• **Given problem**:
Go through the records underneath and write each one out again exactly.

(Records from a data source)
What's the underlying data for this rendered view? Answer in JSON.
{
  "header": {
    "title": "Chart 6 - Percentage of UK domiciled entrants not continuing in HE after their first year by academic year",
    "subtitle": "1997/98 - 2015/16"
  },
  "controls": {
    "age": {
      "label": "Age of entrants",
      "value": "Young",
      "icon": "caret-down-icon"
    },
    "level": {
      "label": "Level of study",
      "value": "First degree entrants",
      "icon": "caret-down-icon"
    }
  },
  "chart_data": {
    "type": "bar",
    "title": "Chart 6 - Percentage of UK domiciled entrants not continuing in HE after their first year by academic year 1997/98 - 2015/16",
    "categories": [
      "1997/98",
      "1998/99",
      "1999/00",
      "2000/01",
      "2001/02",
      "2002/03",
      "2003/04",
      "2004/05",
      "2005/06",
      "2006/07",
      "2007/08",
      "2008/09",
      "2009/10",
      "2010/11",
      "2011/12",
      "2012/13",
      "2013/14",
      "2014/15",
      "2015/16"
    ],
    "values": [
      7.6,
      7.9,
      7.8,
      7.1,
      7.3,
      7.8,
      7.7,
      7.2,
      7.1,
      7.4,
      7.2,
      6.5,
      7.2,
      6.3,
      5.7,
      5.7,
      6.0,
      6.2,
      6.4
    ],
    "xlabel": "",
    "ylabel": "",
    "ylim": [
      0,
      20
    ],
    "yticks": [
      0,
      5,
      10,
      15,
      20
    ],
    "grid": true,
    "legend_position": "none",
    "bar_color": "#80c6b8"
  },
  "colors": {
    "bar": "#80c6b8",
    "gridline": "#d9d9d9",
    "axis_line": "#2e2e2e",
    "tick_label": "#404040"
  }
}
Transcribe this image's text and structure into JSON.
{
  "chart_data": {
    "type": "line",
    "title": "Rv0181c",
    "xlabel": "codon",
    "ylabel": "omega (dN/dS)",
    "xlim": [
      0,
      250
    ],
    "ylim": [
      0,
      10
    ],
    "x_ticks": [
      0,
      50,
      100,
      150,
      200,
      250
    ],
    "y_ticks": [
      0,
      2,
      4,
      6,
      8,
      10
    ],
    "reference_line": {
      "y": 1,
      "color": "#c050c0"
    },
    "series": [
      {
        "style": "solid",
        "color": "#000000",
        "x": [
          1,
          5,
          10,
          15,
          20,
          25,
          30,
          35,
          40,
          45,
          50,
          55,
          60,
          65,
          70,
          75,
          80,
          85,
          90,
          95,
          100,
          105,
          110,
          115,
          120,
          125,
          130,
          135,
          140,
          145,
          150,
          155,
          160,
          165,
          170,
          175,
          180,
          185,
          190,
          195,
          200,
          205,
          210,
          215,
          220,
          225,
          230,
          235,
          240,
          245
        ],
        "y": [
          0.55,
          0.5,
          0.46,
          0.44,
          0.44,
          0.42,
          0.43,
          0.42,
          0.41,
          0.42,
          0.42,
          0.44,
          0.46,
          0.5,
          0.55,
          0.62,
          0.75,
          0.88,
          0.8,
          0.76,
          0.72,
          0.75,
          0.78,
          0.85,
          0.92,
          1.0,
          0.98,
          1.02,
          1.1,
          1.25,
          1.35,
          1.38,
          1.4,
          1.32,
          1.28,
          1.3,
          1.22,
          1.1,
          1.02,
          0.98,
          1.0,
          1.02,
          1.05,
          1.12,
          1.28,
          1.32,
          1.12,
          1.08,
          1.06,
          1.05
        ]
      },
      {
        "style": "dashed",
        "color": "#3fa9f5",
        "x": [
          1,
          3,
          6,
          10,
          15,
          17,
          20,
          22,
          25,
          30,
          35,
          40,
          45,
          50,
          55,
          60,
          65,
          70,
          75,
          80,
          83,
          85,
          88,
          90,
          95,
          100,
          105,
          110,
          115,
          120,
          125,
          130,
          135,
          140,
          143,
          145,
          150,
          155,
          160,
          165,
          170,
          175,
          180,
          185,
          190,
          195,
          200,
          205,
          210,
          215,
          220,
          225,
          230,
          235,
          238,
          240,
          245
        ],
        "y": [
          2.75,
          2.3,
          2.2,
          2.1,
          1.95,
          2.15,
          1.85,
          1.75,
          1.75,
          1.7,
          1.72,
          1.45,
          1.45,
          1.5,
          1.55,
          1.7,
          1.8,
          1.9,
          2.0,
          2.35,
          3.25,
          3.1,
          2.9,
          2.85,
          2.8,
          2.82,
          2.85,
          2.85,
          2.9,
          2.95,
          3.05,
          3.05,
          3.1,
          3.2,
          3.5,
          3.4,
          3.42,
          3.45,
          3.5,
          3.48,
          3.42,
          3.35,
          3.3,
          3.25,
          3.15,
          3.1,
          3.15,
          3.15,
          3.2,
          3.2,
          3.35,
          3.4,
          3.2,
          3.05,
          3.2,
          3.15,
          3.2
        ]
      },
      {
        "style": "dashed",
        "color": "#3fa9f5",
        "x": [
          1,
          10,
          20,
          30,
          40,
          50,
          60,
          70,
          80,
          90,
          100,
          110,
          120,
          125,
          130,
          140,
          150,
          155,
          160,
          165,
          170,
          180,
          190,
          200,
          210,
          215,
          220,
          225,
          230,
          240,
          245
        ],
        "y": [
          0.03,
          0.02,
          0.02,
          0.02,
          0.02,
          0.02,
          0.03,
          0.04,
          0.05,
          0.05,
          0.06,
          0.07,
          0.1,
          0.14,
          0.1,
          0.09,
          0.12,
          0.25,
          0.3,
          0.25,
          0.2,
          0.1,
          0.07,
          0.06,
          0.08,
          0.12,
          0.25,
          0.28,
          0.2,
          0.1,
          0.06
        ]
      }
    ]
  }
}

• **Result**:
What's the underlying data for this rendered view? Answer in JSON.
{
  "header": {
    "title": "Chart 6 - Percentage of UK domiciled entrants not continuing in HE after their first year by academic year",
    "subtitle": "1997/98 - 2015/16"
  },
  "controls": {
    "age": {
      "label": "Age of entrants",
      "value": "Young",
      "icon": "caret-down-icon"
    },
    "level": {
      "label": "Level of study",
      "value": "First degree entrants",
      "icon": "caret-down-icon"
    }
  },
  "chart_data": {
    "type": "bar",
    "title": "Chart 6 - Percentage of UK domiciled entrants not continuing in HE after their first year by academic year 1997/98 - 2015/16",
    "categories": [
      "1997/98",
      "1998/99",
      "1999/00",
      "2000/01",
      "2001/02",
      "2002/03",
      "2003/04",
      "2004/05",
      "2005/06",
      "2006/07",
      "2007/08",
      "2008/09",
      "2009/10",
      "2010/11",
      "2011/12",
      "2012/13",
      "2013/14",
      "2014/15",
      "2015/16"
    ],
    "values": [
      7.6,
      7.9,
      7.8,
      7.1,
      7.3,
      7.8,
      7.7,
      7.2,
      7.1,
      7.4,
      7.2,
      6.5,
      7.2,
      6.3,
      5.7,
      5.7,
      6.0,
      6.2,
      6.4
    ],
    "xlabel": "",
    "ylabel": "",
    "ylim": [
      0,
      20
    ],
    "yticks": [
      0,
      5,
      10,
      15,
      20
    ],
    "grid": true,
    "legend_position": "none",
    "bar_color": "#80c6b8"
  },
  "colors": {
    "bar": "#80c6b8",
    "gridline": "#d9d9d9",
    "axis_line": "#2e2e2e",
    "tick_label": "#404040"
  }
}
Transcribe this image's text and structure into JSON.
{
  "chart_data": {
    "type": "line",
    "title": "Rv0181c",
    "xlabel": "codon",
    "ylabel": "omega (dN/dS)",
    "xlim": [
      0,
      250
    ],
    "ylim": [
      0,
      10
    ],
    "x_ticks": [
      0,
      50,
      100,
      150,
      200,
      250
    ],
    "y_ticks": [
      0,
      2,
      4,
      6,
      8,
      10
    ],
    "reference_line": {
      "y": 1,
      "color": "#c050c0"
    },
    "series": [
      {
        "style": "solid",
        "color": "#000000",
        "x": [
          1,
          5,
          10,
          15,
          20,
          25,
          30,
          35,
          40,
          45,
          50,
          55,
          60,
          65,
          70,
          75,
          80,
          85,
          90,
          95,
          100,
          105,
          110,
          115,
          120,
          125,
          130,
          135,
          140,
          145,
          150,
          155,
          160,
          165,
          170,
          175,
          180,
          185,
          190,
          195,
          200,
          205,
          210,
          215,
          220,
          225,
          230,
          235,
          240,
          245
        ],
        "y": [
          0.55,
          0.5,
          0.46,
          0.44,
          0.44,
          0.42,
          0.43,
          0.42,
          0.41,
          0.42,
          0.42,
          0.44,
          0.46,
          0.5,
          0.55,
          0.62,
          0.75,
          0.88,
          0.8,
          0.76,
          0.72,
          0.75,
          0.78,
          0.85,
          0.92,
          1.0,
          0.98,
          1.02,
          1.1,
          1.25,
          1.35,
          1.38,
          1.4,
          1.32,
          1.28,
          1.3,
          1.22,
          1.1,
          1.02,
          0.98,
          1.0,
          1.02,
          1.05,
          1.12,
          1.28,
          1.32,
          1.12,
          1.08,
          1.06,
          1.05
        ]
      },
      {
        "style": "dashed",
        "color": "#3fa9f5",
        "x": [
          1,
          3,
          6,
          10,
          15,
          17,
          20,
          22,
          25,
          30,
          35,
          40,
          45,
          50,
          55,
          60,
          65,
          70,
          75,
          80,
          83,
          85,
          88,
          90,
          95,
          100,
          105,
          110,
          115,
          120,
          125,
          130,
          135,
          140,
          143,
          145,
          150,
          155,
          160,
          165,
          170,
          175,
          180,
          185,
          190,
          195,
          200,
          205,
          210,
          215,
          220,
          225,
          230,
          235,
          238,
          240,
          245
        ],
        "y": [
          2.75,
          2.3,
          2.2,
          2.1,
          1.95,
          2.15,
          1.85,
          1.75,
          1.75,
          1.7,
          1.72,
          1.45,
          1.45,
          1.5,
          1.55,
          1.7,
          1.8,
          1.9,
          2.0,
          2.35,
          3.25,
          3.1,
          2.9,
          2.85,
          2.8,
          2.82,
          2.85,
          2.85,
          2.9,
          2.95,
          3.05,
          3.05,
          3.1,
          3.2,
          3.5,
          3.4,
          3.42,
          3.45,
          3.5,
          3.48,
          3.42,
          3.35,
          3.3,
          3.25,
          3.15,
          3.1,
          3.15,
          3.15,
          3.2,
          3.2,
          3.35,
          3.4,
          3.2,
          3.05,
          3.2,
          3.15,
          3.2
        ]
      },
      {
        "style": "dashed",
        "color": "#3fa9f5",
        "x": [
          1,
          10,
          20,
          30,
          40,
          50,
          60,
          70,
          80,
          90,
          100,
          110,
          120,
          125,
          130,
          140,
          150,
          155,
          160,
          165,
          170,
          180,
          190,
          200,
          210,
          215,
          220,
          225,
          230,
          240,
          245
        ],
        "y": [
          0.03,
          0.02,
          0.02,
          0.02,
          0.02,
          0.02,
          0.03,
          0.04,
          0.05,
          0.05,
          0.06,
          0.07,
          0.1,
          0.14,
          0.1,
          0.09,
          0.12,
          0.25,
          0.3,
          0.25,
          0.2,
          0.1,
          0.07,
          0.06,
          0.08,
          0.12,
          0.25,
          0.28,
          0.2,
          0.1,
          0.06
        ]
      }
    ]
  }
}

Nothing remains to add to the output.